> JOB
Print the records below exactly as they appear.

[Records from a data collection]
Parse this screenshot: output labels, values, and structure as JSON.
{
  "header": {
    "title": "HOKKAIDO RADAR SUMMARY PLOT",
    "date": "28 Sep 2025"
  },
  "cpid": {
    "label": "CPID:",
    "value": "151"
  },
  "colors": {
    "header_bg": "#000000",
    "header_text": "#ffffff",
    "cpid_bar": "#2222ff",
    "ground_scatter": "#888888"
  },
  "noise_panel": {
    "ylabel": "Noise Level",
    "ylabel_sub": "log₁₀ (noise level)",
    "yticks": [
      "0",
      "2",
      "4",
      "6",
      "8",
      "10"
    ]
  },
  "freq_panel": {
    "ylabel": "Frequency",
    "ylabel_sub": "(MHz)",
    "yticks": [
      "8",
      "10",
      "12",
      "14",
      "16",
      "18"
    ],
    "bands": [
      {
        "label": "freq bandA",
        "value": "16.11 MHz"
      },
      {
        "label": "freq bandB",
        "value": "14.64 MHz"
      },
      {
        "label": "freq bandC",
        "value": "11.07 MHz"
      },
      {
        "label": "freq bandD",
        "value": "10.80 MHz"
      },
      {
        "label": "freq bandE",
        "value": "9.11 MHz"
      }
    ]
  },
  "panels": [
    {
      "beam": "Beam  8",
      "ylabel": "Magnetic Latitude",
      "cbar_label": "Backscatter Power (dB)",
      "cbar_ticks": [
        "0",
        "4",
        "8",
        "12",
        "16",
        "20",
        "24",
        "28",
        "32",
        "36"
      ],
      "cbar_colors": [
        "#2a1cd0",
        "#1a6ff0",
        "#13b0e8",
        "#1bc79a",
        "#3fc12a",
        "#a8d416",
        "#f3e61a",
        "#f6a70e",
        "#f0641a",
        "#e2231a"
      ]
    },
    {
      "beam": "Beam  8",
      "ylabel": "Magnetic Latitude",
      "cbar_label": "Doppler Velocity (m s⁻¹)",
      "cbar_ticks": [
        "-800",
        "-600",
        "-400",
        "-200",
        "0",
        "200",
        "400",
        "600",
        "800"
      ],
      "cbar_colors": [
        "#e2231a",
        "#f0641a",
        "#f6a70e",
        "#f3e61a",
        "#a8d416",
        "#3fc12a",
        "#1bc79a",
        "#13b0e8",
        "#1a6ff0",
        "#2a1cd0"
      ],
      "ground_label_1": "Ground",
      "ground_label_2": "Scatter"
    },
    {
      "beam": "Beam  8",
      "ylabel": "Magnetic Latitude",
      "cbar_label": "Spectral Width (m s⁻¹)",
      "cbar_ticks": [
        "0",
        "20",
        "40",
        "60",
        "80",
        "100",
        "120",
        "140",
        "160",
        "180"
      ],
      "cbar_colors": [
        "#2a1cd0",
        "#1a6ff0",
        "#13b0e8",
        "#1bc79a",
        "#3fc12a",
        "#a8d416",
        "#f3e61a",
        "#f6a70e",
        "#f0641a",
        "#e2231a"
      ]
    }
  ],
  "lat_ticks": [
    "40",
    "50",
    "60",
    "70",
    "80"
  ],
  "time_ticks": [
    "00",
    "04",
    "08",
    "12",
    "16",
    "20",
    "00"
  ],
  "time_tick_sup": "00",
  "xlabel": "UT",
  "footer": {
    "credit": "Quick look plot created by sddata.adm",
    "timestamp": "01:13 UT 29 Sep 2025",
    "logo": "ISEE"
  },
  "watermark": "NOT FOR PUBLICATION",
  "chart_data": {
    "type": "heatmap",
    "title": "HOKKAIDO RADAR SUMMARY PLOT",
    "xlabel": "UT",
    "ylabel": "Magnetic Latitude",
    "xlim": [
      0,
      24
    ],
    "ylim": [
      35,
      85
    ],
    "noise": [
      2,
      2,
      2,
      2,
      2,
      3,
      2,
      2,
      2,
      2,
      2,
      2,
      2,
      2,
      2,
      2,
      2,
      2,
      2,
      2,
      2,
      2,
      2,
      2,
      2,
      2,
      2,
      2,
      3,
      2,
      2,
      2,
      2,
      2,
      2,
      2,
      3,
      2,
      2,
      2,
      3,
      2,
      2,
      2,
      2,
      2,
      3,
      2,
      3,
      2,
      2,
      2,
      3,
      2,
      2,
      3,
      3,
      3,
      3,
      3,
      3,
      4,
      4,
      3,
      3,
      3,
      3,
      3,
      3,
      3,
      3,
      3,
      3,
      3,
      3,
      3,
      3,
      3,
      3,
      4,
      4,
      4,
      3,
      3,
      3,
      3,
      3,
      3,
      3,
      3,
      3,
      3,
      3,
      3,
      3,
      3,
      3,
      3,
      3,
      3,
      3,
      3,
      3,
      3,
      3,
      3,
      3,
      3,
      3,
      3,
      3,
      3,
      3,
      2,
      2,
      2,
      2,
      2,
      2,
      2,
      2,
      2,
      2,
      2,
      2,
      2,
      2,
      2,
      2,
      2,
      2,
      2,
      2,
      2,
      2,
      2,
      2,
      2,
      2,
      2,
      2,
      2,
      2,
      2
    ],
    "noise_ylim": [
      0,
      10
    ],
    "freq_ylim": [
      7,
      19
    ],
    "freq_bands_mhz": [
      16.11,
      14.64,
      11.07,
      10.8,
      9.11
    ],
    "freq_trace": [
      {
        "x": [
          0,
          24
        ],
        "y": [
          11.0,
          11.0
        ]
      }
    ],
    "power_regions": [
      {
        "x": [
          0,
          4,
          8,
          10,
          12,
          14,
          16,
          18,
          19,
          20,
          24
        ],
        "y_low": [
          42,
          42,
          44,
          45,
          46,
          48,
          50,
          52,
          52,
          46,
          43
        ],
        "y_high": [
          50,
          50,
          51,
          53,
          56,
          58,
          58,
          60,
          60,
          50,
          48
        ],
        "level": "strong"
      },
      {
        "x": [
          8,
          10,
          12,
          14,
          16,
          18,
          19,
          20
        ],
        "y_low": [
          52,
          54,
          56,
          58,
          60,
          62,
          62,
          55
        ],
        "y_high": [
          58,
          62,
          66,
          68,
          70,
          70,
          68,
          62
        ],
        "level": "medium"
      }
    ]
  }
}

> SOLUTION TO THIS TASK
Parse this screenshot: output labels, values, and structure as JSON.
{
  "header": {
    "title": "HOKKAIDO RADAR SUMMARY PLOT",
    "date": "28 Sep 2025"
  },
  "cpid": {
    "label": "CPID:",
    "value": "151"
  },
  "colors": {
    "header_bg": "#000000",
    "header_text": "#ffffff",
    "cpid_bar": "#2222ff",
    "ground_scatter": "#888888"
  },
  "noise_panel": {
    "ylabel": "Noise Level",
    "ylabel_sub": "log₁₀ (noise level)",
    "yticks": [
      "0",
      "2",
      "4",
      "6",
      "8",
      "10"
    ]
  },
  "freq_panel": {
    "ylabel": "Frequency",
    "ylabel_sub": "(MHz)",
    "yticks": [
      "8",
      "10",
      "12",
      "14",
      "16",
      "18"
    ],
    "bands": [
      {
        "label": "freq bandA",
        "value": "16.11 MHz"
      },
      {
        "label": "freq bandB",
        "value": "14.64 MHz"
      },
      {
        "label": "freq bandC",
        "value": "11.07 MHz"
      },
      {
        "label": "freq bandD",
        "value": "10.80 MHz"
      },
      {
        "label": "freq bandE",
        "value": "9.11 MHz"
      }
    ]
  },
  "panels": [
    {
      "beam": "Beam  8",
      "ylabel": "Magnetic Latitude",
      "cbar_label": "Backscatter Power (dB)",
      "cbar_ticks": [
        "0",
        "4",
        "8",
        "12",
        "16",
        "20",
        "24",
        "28",
        "32",
        "36"
      ],
      "cbar_colors": [
        "#2a1cd0",
        "#1a6ff0",
        "#13b0e8",
        "#1bc79a",
        "#3fc12a",
        "#a8d416",
        "#f3e61a",
        "#f6a70e",
        "#f0641a",
        "#e2231a"
      ]
    },
    {
      "beam": "Beam  8",
      "ylabel": "Magnetic Latitude",
      "cbar_label": "Doppler Velocity (m s⁻¹)",
      "cbar_ticks": [
        "-800",
        "-600",
        "-400",
        "-200",
        "0",
        "200",
        "400",
        "600",
        "800"
      ],
      "cbar_colors": [
        "#e2231a",
        "#f0641a",
        "#f6a70e",
        "#f3e61a",
        "#a8d416",
        "#3fc12a",
        "#1bc79a",
        "#13b0e8",
        "#1a6ff0",
        "#2a1cd0"
      ],
      "ground_label_1": "Ground",
      "ground_label_2": "Scatter"
    },
    {
      "beam": "Beam  8",
      "ylabel": "Magnetic Latitude",
      "cbar_label": "Spectral Width (m s⁻¹)",
      "cbar_ticks": [
        "0",
        "20",
        "40",
        "60",
        "80",
        "100",
        "120",
        "140",
        "160",
        "180"
      ],
      "cbar_colors": [
        "#2a1cd0",
        "#1a6ff0",
        "#13b0e8",
        "#1bc79a",
        "#3fc12a",
        "#a8d416",
        "#f3e61a",
        "#f6a70e",
        "#f0641a",
        "#e2231a"
      ]
    }
  ],
  "lat_ticks": [
    "40",
    "50",
    "60",
    "70",
    "80"
  ],
  "time_ticks": [
    "00",
    "04",
    "08",
    "12",
    "16",
    "20",
    "00"
  ],
  "time_tick_sup": "00",
  "xlabel": "UT",
  "footer": {
    "credit": "Quick look plot created by sddata.adm",
    "timestamp": "01:13 UT 29 Sep 2025",
    "logo": "ISEE"
  },
  "watermark": "NOT FOR PUBLICATION",
  "chart_data": {
    "type": "heatmap",
    "title": "HOKKAIDO RADAR SUMMARY PLOT",
    "xlabel": "UT",
    "ylabel": "Magnetic Latitude",
    "xlim": [
      0,
      24
    ],
    "ylim": [
      35,
      85
    ],
    "noise": [
      2,
      2,
      2,
      2,
      2,
      3,
      2,
      2,
      2,
      2,
      2,
      2,
      2,
      2,
      2,
      2,
      2,
      2,
      2,
      2,
      2,
      2,
      2,
      2,
      2,
      2,
      2,
      2,
      3,
      2,
      2,
      2,
      2,
      2,
      2,
      2,
      3,
      2,
      2,
      2,
      3,
      2,
      2,
      2,
      2,
      2,
      3,
      2,
      3,
      2,
      2,
      2,
      3,
      2,
      2,
      3,
      3,
      3,
      3,
      3,
      3,
      4,
      4,
      3,
      3,
      3,
      3,
      3,
      3,
      3,
      3,
      3,
      3,
      3,
      3,
      3,
      3,
      3,
      3,
      4,
      4,
      4,
      3,
      3,
      3,
      3,
      3,
      3,
      3,
      3,
      3,
      3,
      3,
      3,
      3,
      3,
      3,
      3,
      3,
      3,
      3,
      3,
      3,
      3,
      3,
      3,
      3,
      3,
      3,
      3,
      3,
      3,
      3,
      2,
      2,
      2,
      2,
      2,
      2,
      2,
      2,
      2,
      2,
      2,
      2,
      2,
      2,
      2,
      2,
      2,
      2,
      2,
      2,
      2,
      2,
      2,
      2,
      2,
      2,
      2,
      2,
      2,
      2,
      2
    ],
    "noise_ylim": [
      0,
      10
    ],
    "freq_ylim": [
      7,
      19
    ],
    "freq_bands_mhz": [
      16.11,
      14.64,
      11.07,
      10.8,
      9.11
    ],
    "freq_trace": [
      {
        "x": [
          0,
          24
        ],
        "y": [
          11.0,
          11.0
        ]
      }
    ],
    "power_regions": [
      {
        "x": [
          0,
          4,
          8,
          10,
          12,
          14,
          16,
          18,
          19,
          20,
          24
        ],
        "y_low": [
          42,
          42,
          44,
          45,
          46,
          48,
          50,
          52,
          52,
          46,
          43
        ],
        "y_high": [
          50,
          50,
          51,
          53,
          56,
          58,
          58,
          60,
          60,
          50,
          48
        ],
        "level": "strong"
      },
      {
        "x": [
          8,
          10,
          12,
          14,
          16,
          18,
          19,
          20
        ],
        "y_low": [
          52,
          54,
          56,
          58,
          60,
          62,
          62,
          55
        ],
        "y_high": [
          58,
          62,
          66,
          68,
          70,
          70,
          68,
          62
        ],
        "level": "medium"
      }
    ]
  }
}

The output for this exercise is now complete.